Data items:
** Begin **

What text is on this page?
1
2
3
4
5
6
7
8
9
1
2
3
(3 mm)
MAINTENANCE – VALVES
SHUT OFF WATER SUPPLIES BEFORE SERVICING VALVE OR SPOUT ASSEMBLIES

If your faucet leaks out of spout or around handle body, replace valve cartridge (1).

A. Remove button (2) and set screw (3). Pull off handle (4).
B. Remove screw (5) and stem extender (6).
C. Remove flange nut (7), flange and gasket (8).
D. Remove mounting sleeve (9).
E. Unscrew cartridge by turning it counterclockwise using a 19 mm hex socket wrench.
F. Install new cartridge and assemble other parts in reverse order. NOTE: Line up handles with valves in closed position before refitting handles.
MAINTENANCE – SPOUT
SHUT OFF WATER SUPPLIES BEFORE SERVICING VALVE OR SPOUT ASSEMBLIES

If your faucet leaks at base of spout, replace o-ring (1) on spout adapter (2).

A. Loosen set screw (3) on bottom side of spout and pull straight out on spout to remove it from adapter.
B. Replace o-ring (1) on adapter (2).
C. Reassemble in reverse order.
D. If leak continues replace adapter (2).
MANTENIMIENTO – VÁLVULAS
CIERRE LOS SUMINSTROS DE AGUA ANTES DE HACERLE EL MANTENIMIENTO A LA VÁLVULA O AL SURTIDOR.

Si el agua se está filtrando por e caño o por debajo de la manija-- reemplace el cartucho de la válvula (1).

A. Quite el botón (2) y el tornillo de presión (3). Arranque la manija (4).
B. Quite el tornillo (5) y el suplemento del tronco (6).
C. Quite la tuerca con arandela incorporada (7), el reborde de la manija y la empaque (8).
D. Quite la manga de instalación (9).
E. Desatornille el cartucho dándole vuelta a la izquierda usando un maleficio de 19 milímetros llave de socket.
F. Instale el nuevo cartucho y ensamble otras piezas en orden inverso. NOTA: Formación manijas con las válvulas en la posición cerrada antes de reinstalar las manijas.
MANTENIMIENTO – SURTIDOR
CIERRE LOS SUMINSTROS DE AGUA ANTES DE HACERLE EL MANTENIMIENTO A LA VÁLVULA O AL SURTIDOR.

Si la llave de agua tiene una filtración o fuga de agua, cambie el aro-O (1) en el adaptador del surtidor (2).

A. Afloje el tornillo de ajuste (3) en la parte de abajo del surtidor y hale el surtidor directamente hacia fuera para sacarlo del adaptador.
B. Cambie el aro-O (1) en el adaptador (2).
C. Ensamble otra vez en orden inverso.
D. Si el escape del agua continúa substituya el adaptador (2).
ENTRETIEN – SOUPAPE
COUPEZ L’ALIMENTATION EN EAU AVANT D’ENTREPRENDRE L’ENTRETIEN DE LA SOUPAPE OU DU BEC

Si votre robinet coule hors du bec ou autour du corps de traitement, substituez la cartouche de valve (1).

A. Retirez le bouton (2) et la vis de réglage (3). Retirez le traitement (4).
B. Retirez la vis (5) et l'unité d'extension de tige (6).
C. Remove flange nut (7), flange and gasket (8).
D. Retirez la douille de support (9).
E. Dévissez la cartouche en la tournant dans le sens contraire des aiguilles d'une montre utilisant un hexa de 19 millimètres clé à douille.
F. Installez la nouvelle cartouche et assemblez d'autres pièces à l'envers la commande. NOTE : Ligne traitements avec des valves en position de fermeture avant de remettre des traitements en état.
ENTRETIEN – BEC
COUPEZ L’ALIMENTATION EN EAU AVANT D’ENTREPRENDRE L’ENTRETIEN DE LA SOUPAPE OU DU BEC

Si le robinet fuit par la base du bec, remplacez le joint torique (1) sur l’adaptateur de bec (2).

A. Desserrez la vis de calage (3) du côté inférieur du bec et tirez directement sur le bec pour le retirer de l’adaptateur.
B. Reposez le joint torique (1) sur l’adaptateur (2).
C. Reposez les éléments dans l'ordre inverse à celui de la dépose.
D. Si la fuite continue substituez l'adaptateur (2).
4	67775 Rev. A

** End **

| EXERCISE DIRECTIONS |
Please set down all the data word for word.

| WRITTEN REPLY |
What text is on this page?
1
2
3
4
5
6
7
8
9
1
2
3
(3 mm)
MAINTENANCE – VALVES
SHUT OFF WATER SUPPLIES BEFORE SERVICING VALVE OR SPOUT ASSEMBLIES

If your faucet leaks out of spout or around handle body, replace valve cartridge (1).

A. Remove button (2) and set screw (3). Pull off handle (4).
B. Remove screw (5) and stem extender (6).
C. Remove flange nut (7), flange and gasket (8).
D. Remove mounting sleeve (9).
E. Unscrew cartridge by turning it counterclockwise using a 19 mm hex socket wrench.
F. Install new cartridge and assemble other parts in reverse order. NOTE: Line up handles with valves in closed position before refitting handles.
MAINTENANCE – SPOUT
SHUT OFF WATER SUPPLIES BEFORE SERVICING VALVE OR SPOUT ASSEMBLIES

If your faucet leaks at base of spout, replace o-ring (1) on spout adapter (2).

A. Loosen set screw (3) on bottom side of spout and pull straight out on spout to remove it from adapter.
B. Replace o-ring (1) on adapter (2).
C. Reassemble in reverse order.
D. If leak continues replace adapter (2).
MANTENIMIENTO – VÁLVULAS
CIERRE LOS SUMINSTROS DE AGUA ANTES DE HACERLE EL MANTENIMIENTO A LA VÁLVULA O AL SURTIDOR.

Si el agua se está filtrando por e caño o por debajo de la manija-- reemplace el cartucho de la válvula (1).

A. Quite el botón (2) y el tornillo de presión (3). Arranque la manija (4).
B. Quite el tornillo (5) y el suplemento del tronco (6).
C. Quite la tuerca con arandela incorporada (7), el reborde de la manija y la empaque (8).
D. Quite la manga de instalación (9).
E. Desatornille el cartucho dándole vuelta a la izquierda usando un maleficio de 19 milímetros llave de socket.
F. Instale el nuevo cartucho y ensamble otras piezas en orden inverso. NOTA: Formación manijas con las válvulas en la posición cerrada antes de reinstalar las manijas.
MANTENIMIENTO – SURTIDOR
CIERRE LOS SUMINSTROS DE AGUA ANTES DE HACERLE EL MANTENIMIENTO A LA VÁLVULA O AL SURTIDOR.

Si la llave de agua tiene una filtración o fuga de agua, cambie el aro-O (1) en el adaptador del surtidor (2).

A. Afloje el tornillo de ajuste (3) en la parte de abajo del surtidor y hale el surtidor directamente hacia fuera para sacarlo del adaptador.
B. Cambie el aro-O (1) en el adaptador (2).
C. Ensamble otra vez en orden inverso.
D. Si el escape del agua continúa substituya el adaptador (2).
ENTRETIEN – SOUPAPE
COUPEZ L’ALIMENTATION EN EAU AVANT D’ENTREPRENDRE L’ENTRETIEN DE LA SOUPAPE OU DU BEC

Si votre robinet coule hors du bec ou autour du corps de traitement, substituez la cartouche de valve (1).

A. Retirez le bouton (2) et la vis de réglage (3). Retirez le traitement (4).
B. Retirez la vis (5) et l'unité d'extension de tige (6).
C. Remove flange nut (7), flange and gasket (8).
D. Retirez la douille de support (9).
E. Dévissez la cartouche en la tournant dans le sens contraire des aiguilles d'une montre utilisant un hexa de 19 millimètres clé à douille.
F. Installez la nouvelle cartouche et assemblez d'autres pièces à l'envers la commande. NOTE : Ligne traitements avec des valves en position de fermeture avant de remettre des traitements en état.
ENTRETIEN – BEC
COUPEZ L’ALIMENTATION EN EAU AVANT D’ENTREPRENDRE L’ENTRETIEN DE LA SOUPAPE OU DU BEC

Si le robinet fuit par la base du bec, remplacez le joint torique (1) sur l’adaptateur de bec (2).

A. Desserrez la vis de calage (3) du côté inférieur du bec et tirez directement sur le bec pour le retirer de l’adaptateur.
B. Reposez le joint torique (1) sur l’adaptateur (2).
C. Reposez les éléments dans l'ordre inverse à celui de la dépose.
D. Si la fuite continue substituez l'adaptateur (2).
4	67775 Rev. A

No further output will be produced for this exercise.